> _Do this_:
Every line in the listing is to be echoed verbatim.

BEGIN Records provided

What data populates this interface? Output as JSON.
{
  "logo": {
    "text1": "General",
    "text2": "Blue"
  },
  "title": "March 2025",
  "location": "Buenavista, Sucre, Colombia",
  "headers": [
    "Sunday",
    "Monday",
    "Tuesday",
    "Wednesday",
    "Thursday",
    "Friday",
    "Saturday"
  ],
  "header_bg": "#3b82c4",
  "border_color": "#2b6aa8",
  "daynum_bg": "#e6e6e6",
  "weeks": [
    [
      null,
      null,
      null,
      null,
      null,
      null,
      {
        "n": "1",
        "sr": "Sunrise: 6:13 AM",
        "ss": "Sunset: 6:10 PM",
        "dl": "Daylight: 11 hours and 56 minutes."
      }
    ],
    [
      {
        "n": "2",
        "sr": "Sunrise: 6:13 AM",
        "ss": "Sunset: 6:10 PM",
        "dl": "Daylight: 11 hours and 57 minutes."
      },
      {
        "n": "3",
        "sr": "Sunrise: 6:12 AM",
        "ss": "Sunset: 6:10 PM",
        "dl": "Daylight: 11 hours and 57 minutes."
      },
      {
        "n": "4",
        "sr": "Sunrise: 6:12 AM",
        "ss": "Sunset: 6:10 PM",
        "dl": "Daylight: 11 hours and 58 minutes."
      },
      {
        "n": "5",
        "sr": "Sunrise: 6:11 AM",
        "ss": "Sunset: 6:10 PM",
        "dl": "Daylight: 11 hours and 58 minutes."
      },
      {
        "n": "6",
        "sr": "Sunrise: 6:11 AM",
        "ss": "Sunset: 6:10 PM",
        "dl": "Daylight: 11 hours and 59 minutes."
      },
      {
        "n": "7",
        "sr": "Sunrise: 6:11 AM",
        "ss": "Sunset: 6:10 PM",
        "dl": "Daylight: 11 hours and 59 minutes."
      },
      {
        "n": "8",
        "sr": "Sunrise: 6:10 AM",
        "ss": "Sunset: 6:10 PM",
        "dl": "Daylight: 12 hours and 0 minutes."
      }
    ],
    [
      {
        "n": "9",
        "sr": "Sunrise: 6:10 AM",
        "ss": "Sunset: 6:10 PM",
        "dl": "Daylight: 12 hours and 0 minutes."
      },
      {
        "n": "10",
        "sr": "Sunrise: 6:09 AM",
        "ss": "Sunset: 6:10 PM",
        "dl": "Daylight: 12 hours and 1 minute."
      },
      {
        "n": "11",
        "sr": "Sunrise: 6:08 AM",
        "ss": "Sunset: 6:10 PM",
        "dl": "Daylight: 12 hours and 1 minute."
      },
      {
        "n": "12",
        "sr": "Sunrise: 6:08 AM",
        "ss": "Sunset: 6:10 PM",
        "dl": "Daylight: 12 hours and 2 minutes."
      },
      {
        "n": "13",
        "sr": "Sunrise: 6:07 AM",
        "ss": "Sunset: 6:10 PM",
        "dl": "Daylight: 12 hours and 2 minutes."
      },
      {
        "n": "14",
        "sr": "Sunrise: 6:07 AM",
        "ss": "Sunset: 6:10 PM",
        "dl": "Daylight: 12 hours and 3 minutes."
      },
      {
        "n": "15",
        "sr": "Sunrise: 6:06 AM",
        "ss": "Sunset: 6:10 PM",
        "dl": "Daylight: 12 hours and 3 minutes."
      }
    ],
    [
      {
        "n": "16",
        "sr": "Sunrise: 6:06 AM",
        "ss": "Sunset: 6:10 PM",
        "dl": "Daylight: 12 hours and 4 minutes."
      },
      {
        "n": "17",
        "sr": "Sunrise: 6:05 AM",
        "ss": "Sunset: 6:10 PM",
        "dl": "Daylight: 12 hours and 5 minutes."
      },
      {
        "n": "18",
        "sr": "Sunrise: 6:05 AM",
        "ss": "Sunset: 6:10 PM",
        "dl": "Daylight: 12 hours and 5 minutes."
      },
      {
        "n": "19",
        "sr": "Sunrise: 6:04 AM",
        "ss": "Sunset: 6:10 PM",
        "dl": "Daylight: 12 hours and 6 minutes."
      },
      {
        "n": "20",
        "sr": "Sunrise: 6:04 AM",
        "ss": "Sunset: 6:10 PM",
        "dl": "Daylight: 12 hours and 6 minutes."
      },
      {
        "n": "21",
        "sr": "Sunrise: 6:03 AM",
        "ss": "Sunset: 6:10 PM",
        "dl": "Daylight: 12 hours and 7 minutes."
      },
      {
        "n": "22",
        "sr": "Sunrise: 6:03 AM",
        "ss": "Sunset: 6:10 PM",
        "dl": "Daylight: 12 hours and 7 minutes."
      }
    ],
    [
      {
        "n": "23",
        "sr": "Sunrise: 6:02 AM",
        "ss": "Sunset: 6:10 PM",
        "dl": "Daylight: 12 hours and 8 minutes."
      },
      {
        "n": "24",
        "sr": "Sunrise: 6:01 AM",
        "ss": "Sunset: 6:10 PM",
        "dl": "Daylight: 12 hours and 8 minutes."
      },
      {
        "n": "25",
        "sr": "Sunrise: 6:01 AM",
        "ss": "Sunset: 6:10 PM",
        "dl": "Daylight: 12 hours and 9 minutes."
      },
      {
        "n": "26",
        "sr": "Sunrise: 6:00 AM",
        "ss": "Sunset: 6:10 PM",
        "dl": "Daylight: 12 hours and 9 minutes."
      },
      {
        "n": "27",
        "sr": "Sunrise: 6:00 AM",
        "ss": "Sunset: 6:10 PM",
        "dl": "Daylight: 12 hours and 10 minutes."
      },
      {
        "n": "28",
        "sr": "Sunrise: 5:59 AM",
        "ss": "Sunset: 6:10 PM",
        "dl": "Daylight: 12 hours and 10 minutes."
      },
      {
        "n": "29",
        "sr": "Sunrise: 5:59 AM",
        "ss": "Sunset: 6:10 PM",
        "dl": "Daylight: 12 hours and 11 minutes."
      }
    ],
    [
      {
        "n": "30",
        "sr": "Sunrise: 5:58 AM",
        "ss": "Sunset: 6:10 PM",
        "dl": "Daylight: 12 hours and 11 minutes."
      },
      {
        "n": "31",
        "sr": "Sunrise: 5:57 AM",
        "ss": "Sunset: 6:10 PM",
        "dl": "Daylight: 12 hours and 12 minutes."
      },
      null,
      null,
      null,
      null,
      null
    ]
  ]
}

END Records provided

> _Finished exercise_:
What data populates this interface? Output as JSON.
{
  "logo": {
    "text1": "General",
    "text2": "Blue"
  },
  "title": "March 2025",
  "location": "Buenavista, Sucre, Colombia",
  "headers": [
    "Sunday",
    "Monday",
    "Tuesday",
    "Wednesday",
    "Thursday",
    "Friday",
    "Saturday"
  ],
  "header_bg": "#3b82c4",
  "border_color": "#2b6aa8",
  "daynum_bg": "#e6e6e6",
  "weeks": [
    [
      null,
      null,
      null,
      null,
      null,
      null,
      {
        "n": "1",
        "sr": "Sunrise: 6:13 AM",
        "ss": "Sunset: 6:10 PM",
        "dl": "Daylight: 11 hours and 56 minutes."
      }
    ],
    [
      {
        "n": "2",
        "sr": "Sunrise: 6:13 AM",
        "ss": "Sunset: 6:10 PM",
        "dl": "Daylight: 11 hours and 57 minutes."
      },
      {
        "n": "3",
        "sr": "Sunrise: 6:12 AM",
        "ss": "Sunset: 6:10 PM",
        "dl": "Daylight: 11 hours and 57 minutes."
      },
      {
        "n": "4",
        "sr": "Sunrise: 6:12 AM",
        "ss": "Sunset: 6:10 PM",
        "dl": "Daylight: 11 hours and 58 minutes."
      },
      {
        "n": "5",
        "sr": "Sunrise: 6:11 AM",
        "ss": "Sunset: 6:10 PM",
        "dl": "Daylight: 11 hours and 58 minutes."
      },
      {
        "n": "6",
        "sr": "Sunrise: 6:11 AM",
        "ss": "Sunset: 6:10 PM",
        "dl": "Daylight: 11 hours and 59 minutes."
      },
      {
        "n": "7",
        "sr": "Sunrise: 6:11 AM",
        "ss": "Sunset: 6:10 PM",
        "dl": "Daylight: 11 hours and 59 minutes."
      },
      {
        "n": "8",
        "sr": "Sunrise: 6:10 AM",
        "ss": "Sunset: 6:10 PM",
        "dl": "Daylight: 12 hours and 0 minutes."
      }
    ],
    [
      {
        "n": "9",
        "sr": "Sunrise: 6:10 AM",
        "ss": "Sunset: 6:10 PM",
        "dl": "Daylight: 12 hours and 0 minutes."
      },
      {
        "n": "10",
        "sr": "Sunrise: 6:09 AM",
        "ss": "Sunset: 6:10 PM",
        "dl": "Daylight: 12 hours and 1 minute."
      },
      {
        "n": "11",
        "sr": "Sunrise: 6:08 AM",
        "ss": "Sunset: 6:10 PM",
        "dl": "Daylight: 12 hours and 1 minute."
      },
      {
        "n": "12",
        "sr": "Sunrise: 6:08 AM",
        "ss": "Sunset: 6:10 PM",
        "dl": "Daylight: 12 hours and 2 minutes."
      },
      {
        "n": "13",
        "sr": "Sunrise: 6:07 AM",
        "ss": "Sunset: 6:10 PM",
        "dl": "Daylight: 12 hours and 2 minutes."
      },
      {
        "n": "14",
        "sr": "Sunrise: 6:07 AM",
        "ss": "Sunset: 6:10 PM",
        "dl": "Daylight: 12 hours and 3 minutes."
      },
      {
        "n": "15",
        "sr": "Sunrise: 6:06 AM",
        "ss": "Sunset: 6:10 PM",
        "dl": "Daylight: 12 hours and 3 minutes."
      }
    ],
    [
      {
        "n": "16",
        "sr": "Sunrise: 6:06 AM",
        "ss": "Sunset: 6:10 PM",
        "dl": "Daylight: 12 hours and 4 minutes."
      },
      {
        "n": "17",
        "sr": "Sunrise: 6:05 AM",
        "ss": "Sunset: 6:10 PM",
        "dl": "Daylight: 12 hours and 5 minutes."
      },
      {
        "n": "18",
        "sr": "Sunrise: 6:05 AM",
        "ss": "Sunset: 6:10 PM",
        "dl": "Daylight: 12 hours and 5 minutes."
      },
      {
        "n": "19",
        "sr": "Sunrise: 6:04 AM",
        "ss": "Sunset: 6:10 PM",
        "dl": "Daylight: 12 hours and 6 minutes."
      },
      {
        "n": "20",
        "sr": "Sunrise: 6:04 AM",
        "ss": "Sunset: 6:10 PM",
        "dl": "Daylight: 12 hours and 6 minutes."
      },
      {
        "n": "21",
        "sr": "Sunrise: 6:03 AM",
        "ss": "Sunset: 6:10 PM",
        "dl": "Daylight: 12 hours and 7 minutes."
      },
      {
        "n": "22",
        "sr": "Sunrise: 6:03 AM",
        "ss": "Sunset: 6:10 PM",
        "dl": "Daylight: 12 hours and 7 minutes."
      }
    ],
    [
      {
        "n": "23",
        "sr": "Sunrise: 6:02 AM",
        "ss": "Sunset: 6:10 PM",
        "dl": "Daylight: 12 hours and 8 minutes."
      },
      {
        "n": "24",
        "sr": "Sunrise: 6:01 AM",
        "ss": "Sunset: 6:10 PM",
        "dl": "Daylight: 12 hours and 8 minutes."
      },
      {
        "n": "25",
        "sr": "Sunrise: 6:01 AM",
        "ss": "Sunset: 6:10 PM",
        "dl": "Daylight: 12 hours and 9 minutes."
      },
      {
        "n": "26",
        "sr": "Sunrise: 6:00 AM",
        "ss": "Sunset: 6:10 PM",
        "dl": "Daylight: 12 hours and 9 minutes."
      },
      {
        "n": "27",
        "sr": "Sunrise: 6:00 AM",
        "ss": "Sunset: 6:10 PM",
        "dl": "Daylight: 12 hours and 10 minutes."
      },
      {
        "n": "28",
        "sr": "Sunrise: 5:59 AM",
        "ss": "Sunset: 6:10 PM",
        "dl": "Daylight: 12 hours and 10 minutes."
      },
      {
        "n": "29",
        "sr": "Sunrise: 5:59 AM",
        "ss": "Sunset: 6:10 PM",
        "dl": "Daylight: 12 hours and 11 minutes."
      }
    ],
    [
      {
        "n": "30",
        "sr": "Sunrise: 5:58 AM",
        "ss": "Sunset: 6:10 PM",
        "dl": "Daylight: 12 hours and 11 minutes."
      },
      {
        "n": "31",
        "sr": "Sunrise: 5:57 AM",
        "ss": "Sunset: 6:10 PM",
        "dl": "Daylight: 12 hours and 12 minutes."
      },
      null,
      null,
      null,
      null,
      null
    ]
  ]
}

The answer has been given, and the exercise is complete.